Can you transcribe the data exactly? Leave the pictures out.

━━━━━ Given information ━━━━━

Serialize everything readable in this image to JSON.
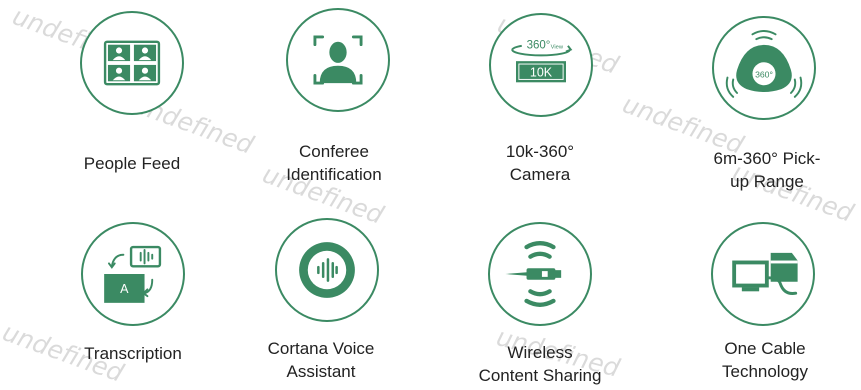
{
  "features": [
    {
      "label": "People Feed",
      "icon": "people-feed-icon"
    },
    {
      "label": "Conferee\nIdentification",
      "icon": "conferee-identification-icon"
    },
    {
      "label": "10k-360°\nCamera",
      "icon": "camera-360-icon"
    },
    {
      "label": "6m-360° Pick-\nup Range",
      "icon": "pickup-range-icon"
    },
    {
      "label": "Transcription",
      "icon": "transcription-icon"
    },
    {
      "label": "Cortana Voice\nAssistant",
      "icon": "voice-assistant-icon"
    },
    {
      "label": "Wireless\nContent Sharing",
      "icon": "wireless-sharing-icon"
    },
    {
      "label": "One Cable\nTechnology",
      "icon": "one-cable-icon"
    }
  ],
  "icon_text": {
    "view360": "360°",
    "view_suffix": "View",
    "resolution": "10K",
    "mic360": "360°",
    "transcript_letter": "A"
  },
  "watermark": "undefined",
  "colors": {
    "accent": "#3b8a63",
    "text": "#222222",
    "watermark": "#969696"
  }
}
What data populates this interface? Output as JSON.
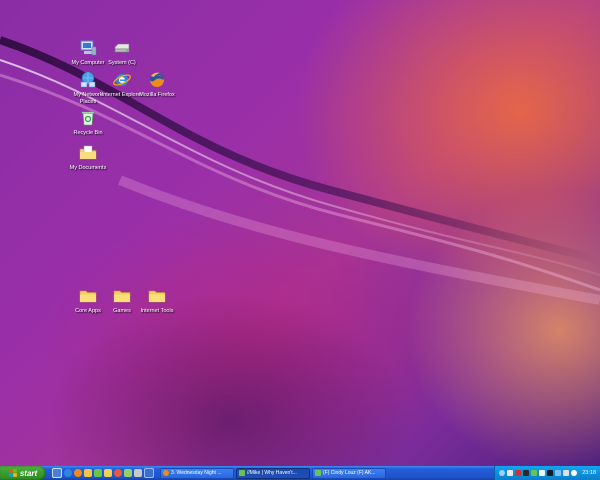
{
  "desktop": {
    "icons": [
      {
        "label": "My Computer",
        "glyph": "my-computer-icon"
      },
      {
        "label": "System (C)",
        "glyph": "drive-icon"
      },
      {
        "label": "My Network Places",
        "glyph": "network-places-icon"
      },
      {
        "label": "Internet Explorer",
        "glyph": "internet-explorer-icon"
      },
      {
        "label": "Mozilla Firefox",
        "glyph": "firefox-icon"
      },
      {
        "label": "Recycle Bin",
        "glyph": "recycle-bin-icon"
      },
      {
        "label": "My Documents",
        "glyph": "my-documents-icon"
      },
      {
        "label": "Core Apps",
        "glyph": "folder-icon"
      },
      {
        "label": "Games",
        "glyph": "folder-icon"
      },
      {
        "label": "Internet Tools",
        "glyph": "folder-icon"
      }
    ]
  },
  "taskbar": {
    "start_label": "start",
    "tasks": [
      {
        "label": "3. Wednesday Night ..."
      },
      {
        "label": "//Mike | Why Haven't..."
      },
      {
        "label": "(F) Cindy Louz (F) AK..."
      }
    ],
    "clock": "23:18"
  },
  "colors": {
    "taskbar_blue": "#245edb",
    "start_green": "#3c9b30",
    "tray_blue": "#0f8fdc"
  }
}
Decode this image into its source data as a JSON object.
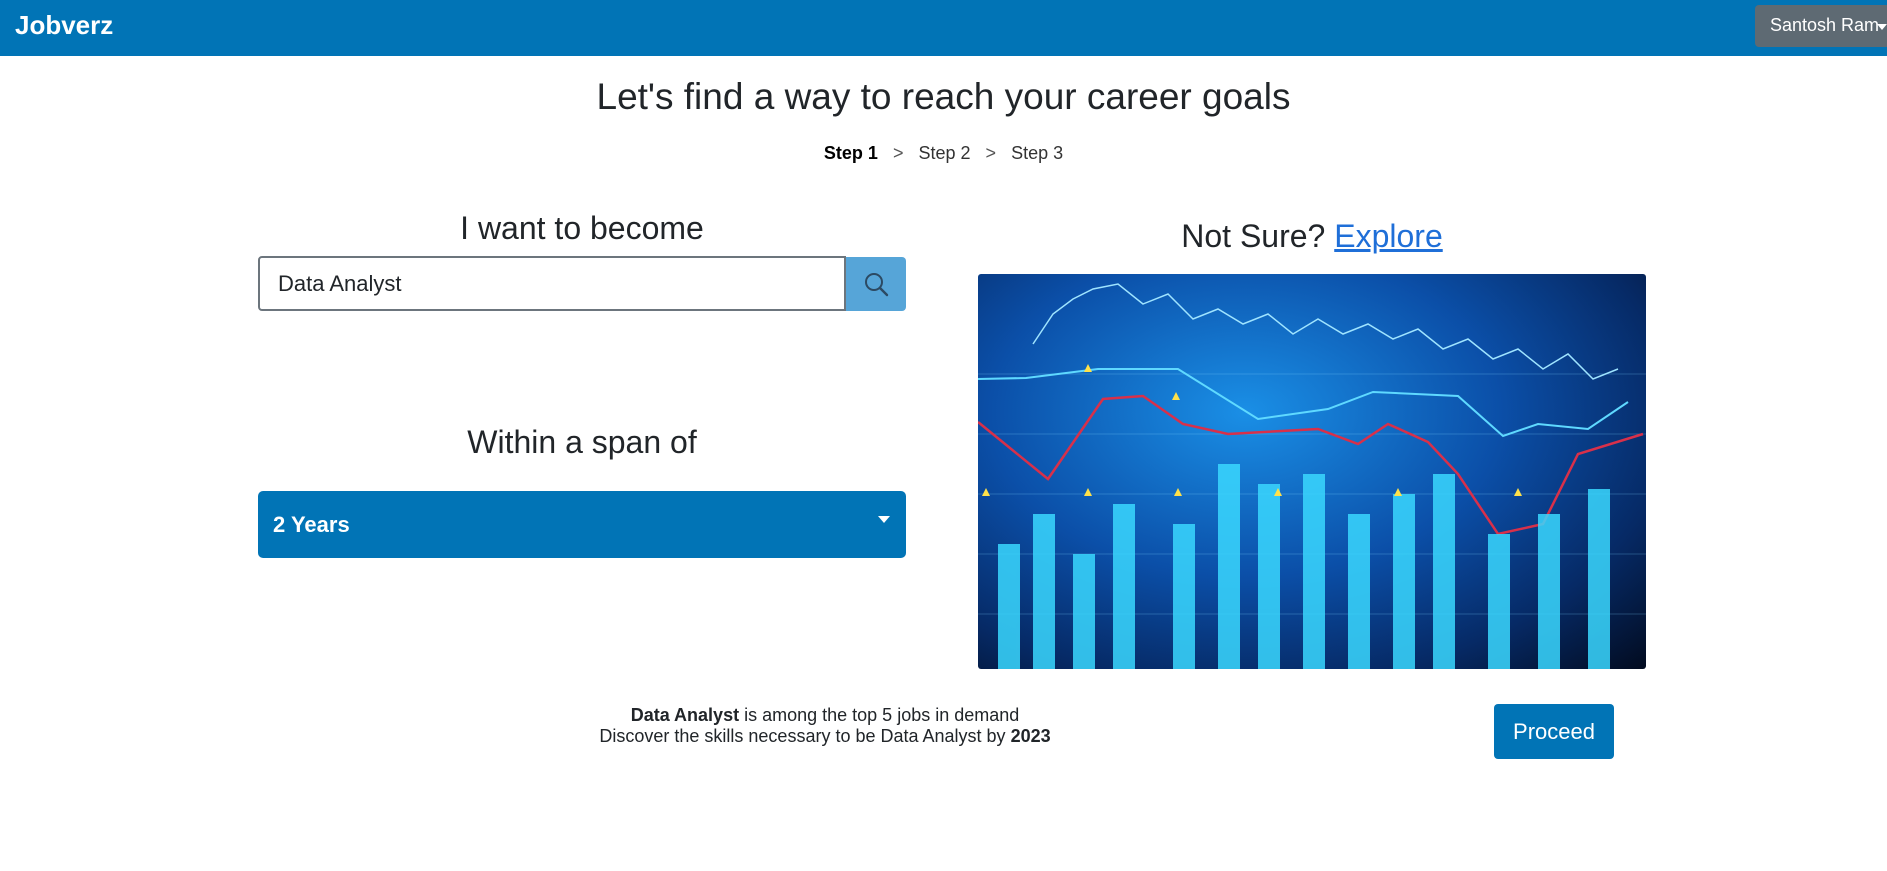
{
  "navbar": {
    "brand": "Jobverz",
    "user_name": "Santosh Ram",
    "background": "#0174b6"
  },
  "headline": "Let's find a way to reach your career goals",
  "steps": [
    {
      "label": "Step 1",
      "active": true
    },
    {
      "label": "Step 2",
      "active": false
    },
    {
      "label": "Step 3",
      "active": false
    }
  ],
  "step_separator": ">",
  "become": {
    "title": "I want to become",
    "value": "Data Analyst",
    "search_icon": "search-icon"
  },
  "span": {
    "title": "Within a span of",
    "selected": "2 Years"
  },
  "explore": {
    "prefix": "Not Sure?",
    "link_label": "Explore",
    "image": "stock-market-chart-image"
  },
  "summary": {
    "line1_role": "Data Analyst",
    "line1_rest": "is among the top 5 jobs in demand",
    "line2_text": "Discover the skills necessary to be Data Analyst by",
    "line2_year": "2023"
  },
  "proceed_label": "Proceed",
  "colors": {
    "primary": "#0174b6",
    "search_button": "#56a5d8",
    "link": "#1f6fd8",
    "user_menu": "#5e6a73"
  }
}
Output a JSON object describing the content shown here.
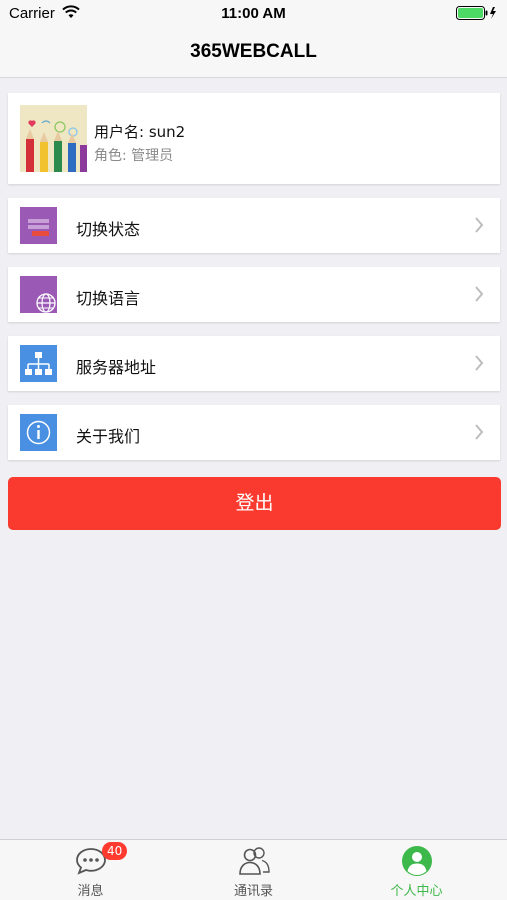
{
  "status_bar": {
    "carrier": "Carrier",
    "time": "11:00 AM"
  },
  "nav": {
    "title": "365WEBCALL"
  },
  "profile": {
    "username": "用户名: sun2",
    "role": "角色: 管理员"
  },
  "menu": [
    {
      "label": "切换状态",
      "icon": "status-icon",
      "color": "#9b59b6"
    },
    {
      "label": "切换语言",
      "icon": "globe-icon",
      "color": "#9b59b6"
    },
    {
      "label": "服务器地址",
      "icon": "network-icon",
      "color": "#4a90e2"
    },
    {
      "label": "关于我们",
      "icon": "info-icon",
      "color": "#4a90e2"
    }
  ],
  "logout": {
    "label": "登出",
    "color": "#fb3a2f"
  },
  "tabs": [
    {
      "label": "消息",
      "icon": "chat-icon",
      "badge": "40"
    },
    {
      "label": "通讯录",
      "icon": "contacts-icon"
    },
    {
      "label": "个人中心",
      "icon": "profile-icon",
      "active": true
    }
  ],
  "colors": {
    "accent_green": "#3db84a"
  }
}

━━━━━

_Correct response_:
Serialize everything readable in this image to JSON.
{
  "features": [
    {
      "label": "People Feed",
      "icon": "people-feed-icon"
    },
    {
      "label": "Conferee\nIdentification",
      "icon": "conferee-identification-icon"
    },
    {
      "label": "10k-360°\nCamera",
      "icon": "camera-360-icon"
    },
    {
      "label": "6m-360° Pick-\nup Range",
      "icon": "pickup-range-icon"
    },
    {
      "label": "Transcription",
      "icon": "transcription-icon"
    },
    {
      "label": "Cortana Voice\nAssistant",
      "icon": "voice-assistant-icon"
    },
    {
      "label": "Wireless\nContent Sharing",
      "icon": "wireless-sharing-icon"
    },
    {
      "label": "One Cable\nTechnology",
      "icon": "one-cable-icon"
    }
  ],
  "icon_text": {
    "view360": "360°",
    "view_suffix": "View",
    "resolution": "10K",
    "mic360": "360°",
    "transcript_letter": "A"
  },
  "watermark": "undefined",
  "colors": {
    "accent": "#3b8a63",
    "text": "#222222",
    "watermark": "#969696"
  }
}
What data populates this interface? Output as JSON.
{
  "desktop": {
    "icons": [
      {
        "label": "My Computer",
        "glyph": "my-computer-icon"
      },
      {
        "label": "System (C)",
        "glyph": "drive-icon"
      },
      {
        "label": "My Network Places",
        "glyph": "network-places-icon"
      },
      {
        "label": "Internet Explorer",
        "glyph": "internet-explorer-icon"
      },
      {
        "label": "Mozilla Firefox",
        "glyph": "firefox-icon"
      },
      {
        "label": "Recycle Bin",
        "glyph": "recycle-bin-icon"
      },
      {
        "label": "My Documents",
        "glyph": "my-documents-icon"
      },
      {
        "label": "Core Apps",
        "glyph": "folder-icon"
      },
      {
        "label": "Games",
        "glyph": "folder-icon"
      },
      {
        "label": "Internet Tools",
        "glyph": "folder-icon"
      }
    ]
  },
  "taskbar": {
    "start_label": "start",
    "tasks": [
      {
        "label": "3. Wednesday Night ..."
      },
      {
        "label": "//Mike | Why Haven't..."
      },
      {
        "label": "(F) Cindy Louz (F) AK..."
      }
    ],
    "clock": "23:18"
  },
  "colors": {
    "taskbar_blue": "#245edb",
    "start_green": "#3c9b30",
    "tray_blue": "#0f8fdc"
  }
}
Decode this image into its source data as a JSON object.
{
  "navbar": {
    "brand": "Jobverz",
    "user_name": "Santosh Ram",
    "background": "#0174b6"
  },
  "headline": "Let's find a way to reach your career goals",
  "steps": [
    {
      "label": "Step 1",
      "active": true
    },
    {
      "label": "Step 2",
      "active": false
    },
    {
      "label": "Step 3",
      "active": false
    }
  ],
  "step_separator": ">",
  "become": {
    "title": "I want to become",
    "value": "Data Analyst",
    "search_icon": "search-icon"
  },
  "span": {
    "title": "Within a span of",
    "selected": "2 Years"
  },
  "explore": {
    "prefix": "Not Sure?",
    "link_label": "Explore",
    "image": "stock-market-chart-image"
  },
  "summary": {
    "line1_role": "Data Analyst",
    "line1_rest": "is among the top 5 jobs in demand",
    "line2_text": "Discover the skills necessary to be Data Analyst by",
    "line2_year": "2023"
  },
  "proceed_label": "Proceed",
  "colors": {
    "primary": "#0174b6",
    "search_button": "#56a5d8",
    "link": "#1f6fd8",
    "user_menu": "#5e6a73"
  }
}
Output a JSON object describing the content shown here.
{
  "status_bar": {
    "carrier": "Carrier",
    "time": "11:00 AM"
  },
  "nav": {
    "title": "365WEBCALL"
  },
  "profile": {
    "username": "用户名: sun2",
    "role": "角色: 管理员"
  },
  "menu": [
    {
      "label": "切换状态",
      "icon": "status-icon",
      "color": "#9b59b6"
    },
    {
      "label": "切换语言",
      "icon": "globe-icon",
      "color": "#9b59b6"
    },
    {
      "label": "服务器地址",
      "icon": "network-icon",
      "color": "#4a90e2"
    },
    {
      "label": "关于我们",
      "icon": "info-icon",
      "color": "#4a90e2"
    }
  ],
  "logout": {
    "label": "登出",
    "color": "#fb3a2f"
  },
  "tabs": [
    {
      "label": "消息",
      "icon": "chat-icon",
      "badge": "40"
    },
    {
      "label": "通讯录",
      "icon": "contacts-icon"
    },
    {
      "label": "个人中心",
      "icon": "profile-icon",
      "active": true
    }
  ],
  "colors": {
    "accent_green": "#3db84a"
  }
}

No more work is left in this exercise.